__What the task requires__
Go through the material and pull out every line with the string "ввод" in it.

__Data extracted from a collection__

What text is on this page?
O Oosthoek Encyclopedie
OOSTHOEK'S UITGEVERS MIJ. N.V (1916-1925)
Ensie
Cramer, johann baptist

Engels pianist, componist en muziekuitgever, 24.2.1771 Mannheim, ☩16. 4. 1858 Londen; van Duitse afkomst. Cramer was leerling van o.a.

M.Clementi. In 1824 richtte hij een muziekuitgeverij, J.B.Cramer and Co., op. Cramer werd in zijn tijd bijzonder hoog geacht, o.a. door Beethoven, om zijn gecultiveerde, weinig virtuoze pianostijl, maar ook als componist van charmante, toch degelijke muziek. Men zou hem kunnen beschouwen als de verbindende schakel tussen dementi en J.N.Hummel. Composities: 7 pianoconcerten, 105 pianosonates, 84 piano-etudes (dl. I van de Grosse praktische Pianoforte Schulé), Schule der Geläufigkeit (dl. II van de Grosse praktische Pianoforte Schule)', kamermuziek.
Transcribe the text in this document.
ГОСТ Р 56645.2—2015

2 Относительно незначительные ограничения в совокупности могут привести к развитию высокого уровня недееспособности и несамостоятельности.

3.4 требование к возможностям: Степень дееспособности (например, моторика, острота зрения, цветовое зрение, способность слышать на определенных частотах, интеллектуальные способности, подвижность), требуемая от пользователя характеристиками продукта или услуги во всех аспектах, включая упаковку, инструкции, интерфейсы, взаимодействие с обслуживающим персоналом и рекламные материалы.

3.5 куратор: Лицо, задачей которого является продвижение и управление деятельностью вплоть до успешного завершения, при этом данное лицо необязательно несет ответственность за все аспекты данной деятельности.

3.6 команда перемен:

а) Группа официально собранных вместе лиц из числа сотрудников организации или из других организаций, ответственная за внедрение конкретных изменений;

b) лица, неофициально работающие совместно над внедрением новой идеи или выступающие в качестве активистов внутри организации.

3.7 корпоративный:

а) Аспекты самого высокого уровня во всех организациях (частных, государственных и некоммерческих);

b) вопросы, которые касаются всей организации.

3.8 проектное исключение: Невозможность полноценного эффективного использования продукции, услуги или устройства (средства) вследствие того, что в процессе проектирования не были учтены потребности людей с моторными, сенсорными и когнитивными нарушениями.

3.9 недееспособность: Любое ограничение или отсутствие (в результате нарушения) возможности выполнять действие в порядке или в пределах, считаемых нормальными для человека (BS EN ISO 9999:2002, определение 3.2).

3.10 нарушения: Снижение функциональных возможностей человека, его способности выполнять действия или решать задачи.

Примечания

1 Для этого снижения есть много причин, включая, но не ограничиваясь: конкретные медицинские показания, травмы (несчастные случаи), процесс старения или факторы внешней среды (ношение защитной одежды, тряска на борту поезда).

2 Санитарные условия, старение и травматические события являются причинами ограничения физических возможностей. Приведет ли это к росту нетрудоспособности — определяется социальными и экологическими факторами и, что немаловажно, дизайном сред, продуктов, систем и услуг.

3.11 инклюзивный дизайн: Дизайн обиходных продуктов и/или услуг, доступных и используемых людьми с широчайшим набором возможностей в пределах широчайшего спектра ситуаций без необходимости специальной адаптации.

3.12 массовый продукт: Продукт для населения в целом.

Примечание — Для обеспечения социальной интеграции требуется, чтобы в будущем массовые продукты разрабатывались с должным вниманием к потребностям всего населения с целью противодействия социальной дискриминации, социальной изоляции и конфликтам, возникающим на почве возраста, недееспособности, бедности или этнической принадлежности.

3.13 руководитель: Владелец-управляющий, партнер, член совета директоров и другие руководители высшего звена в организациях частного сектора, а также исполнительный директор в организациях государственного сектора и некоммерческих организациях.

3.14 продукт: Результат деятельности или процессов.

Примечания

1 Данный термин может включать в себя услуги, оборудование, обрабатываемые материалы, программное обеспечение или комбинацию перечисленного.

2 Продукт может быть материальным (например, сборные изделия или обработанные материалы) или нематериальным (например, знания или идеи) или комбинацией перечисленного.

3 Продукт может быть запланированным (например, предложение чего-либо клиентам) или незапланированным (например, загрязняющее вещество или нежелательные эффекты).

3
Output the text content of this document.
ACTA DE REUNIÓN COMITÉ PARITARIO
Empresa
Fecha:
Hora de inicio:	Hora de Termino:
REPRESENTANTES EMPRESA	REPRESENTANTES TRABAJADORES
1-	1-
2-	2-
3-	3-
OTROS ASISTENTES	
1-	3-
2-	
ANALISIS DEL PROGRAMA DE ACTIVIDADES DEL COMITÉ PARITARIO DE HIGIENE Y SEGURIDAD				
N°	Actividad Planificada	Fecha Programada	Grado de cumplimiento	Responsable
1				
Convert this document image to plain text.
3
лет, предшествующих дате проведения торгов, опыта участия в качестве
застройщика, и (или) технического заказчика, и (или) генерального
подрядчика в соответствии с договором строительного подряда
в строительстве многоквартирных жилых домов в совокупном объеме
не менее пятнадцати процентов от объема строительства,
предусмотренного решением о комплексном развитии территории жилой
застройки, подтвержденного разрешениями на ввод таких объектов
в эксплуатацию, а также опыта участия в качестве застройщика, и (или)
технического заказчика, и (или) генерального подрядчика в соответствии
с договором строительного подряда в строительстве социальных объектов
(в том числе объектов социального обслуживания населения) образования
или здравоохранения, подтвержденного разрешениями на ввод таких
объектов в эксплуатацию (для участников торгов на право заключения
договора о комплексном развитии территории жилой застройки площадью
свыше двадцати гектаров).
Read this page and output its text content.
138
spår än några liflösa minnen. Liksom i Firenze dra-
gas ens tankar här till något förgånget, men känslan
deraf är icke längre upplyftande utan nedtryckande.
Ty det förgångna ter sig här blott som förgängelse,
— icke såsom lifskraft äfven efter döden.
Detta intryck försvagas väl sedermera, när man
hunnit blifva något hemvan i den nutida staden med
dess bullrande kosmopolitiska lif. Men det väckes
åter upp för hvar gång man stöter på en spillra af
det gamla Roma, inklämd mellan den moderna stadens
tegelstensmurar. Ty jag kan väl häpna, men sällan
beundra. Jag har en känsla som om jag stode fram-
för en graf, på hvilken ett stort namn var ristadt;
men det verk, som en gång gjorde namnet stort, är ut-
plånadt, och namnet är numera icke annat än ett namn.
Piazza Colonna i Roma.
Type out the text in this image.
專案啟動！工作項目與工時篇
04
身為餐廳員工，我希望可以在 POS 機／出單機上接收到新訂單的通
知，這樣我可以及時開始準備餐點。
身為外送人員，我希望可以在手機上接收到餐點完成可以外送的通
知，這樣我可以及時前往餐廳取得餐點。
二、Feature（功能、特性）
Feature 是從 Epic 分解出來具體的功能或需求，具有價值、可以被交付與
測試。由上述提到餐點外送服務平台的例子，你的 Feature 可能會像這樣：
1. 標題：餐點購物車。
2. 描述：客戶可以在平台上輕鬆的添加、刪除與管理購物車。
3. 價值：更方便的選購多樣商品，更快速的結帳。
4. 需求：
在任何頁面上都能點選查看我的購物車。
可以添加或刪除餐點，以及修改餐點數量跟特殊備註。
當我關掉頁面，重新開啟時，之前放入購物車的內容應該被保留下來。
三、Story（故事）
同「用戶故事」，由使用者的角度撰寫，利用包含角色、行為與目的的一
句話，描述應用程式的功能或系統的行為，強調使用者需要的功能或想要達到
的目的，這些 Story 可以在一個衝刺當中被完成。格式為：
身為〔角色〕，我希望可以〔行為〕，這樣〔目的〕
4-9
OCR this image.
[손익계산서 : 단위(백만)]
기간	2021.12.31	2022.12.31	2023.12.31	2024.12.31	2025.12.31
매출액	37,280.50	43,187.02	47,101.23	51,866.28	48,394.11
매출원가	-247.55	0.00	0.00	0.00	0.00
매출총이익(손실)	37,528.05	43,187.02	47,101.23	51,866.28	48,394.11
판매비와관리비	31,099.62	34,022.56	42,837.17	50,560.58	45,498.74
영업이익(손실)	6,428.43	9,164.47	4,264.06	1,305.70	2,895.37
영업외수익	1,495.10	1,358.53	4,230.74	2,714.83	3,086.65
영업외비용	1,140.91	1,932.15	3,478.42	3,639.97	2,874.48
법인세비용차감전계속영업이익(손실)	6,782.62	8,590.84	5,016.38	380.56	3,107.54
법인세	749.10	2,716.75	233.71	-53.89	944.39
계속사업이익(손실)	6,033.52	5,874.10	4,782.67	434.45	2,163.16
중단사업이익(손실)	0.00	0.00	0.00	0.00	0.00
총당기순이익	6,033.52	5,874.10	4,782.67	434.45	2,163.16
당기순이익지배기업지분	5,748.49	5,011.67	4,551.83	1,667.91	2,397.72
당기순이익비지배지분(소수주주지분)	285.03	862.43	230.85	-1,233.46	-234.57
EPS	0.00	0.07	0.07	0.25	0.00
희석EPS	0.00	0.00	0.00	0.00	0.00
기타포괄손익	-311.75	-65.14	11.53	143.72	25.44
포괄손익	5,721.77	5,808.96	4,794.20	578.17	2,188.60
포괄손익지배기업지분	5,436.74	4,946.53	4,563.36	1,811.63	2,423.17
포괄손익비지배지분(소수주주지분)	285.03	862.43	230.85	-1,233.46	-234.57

__Exercise answer__
застройки, подтвержденного разрешениями на ввод таких объектов
или здравоохранения, подтвержденного разрешениями на ввод таких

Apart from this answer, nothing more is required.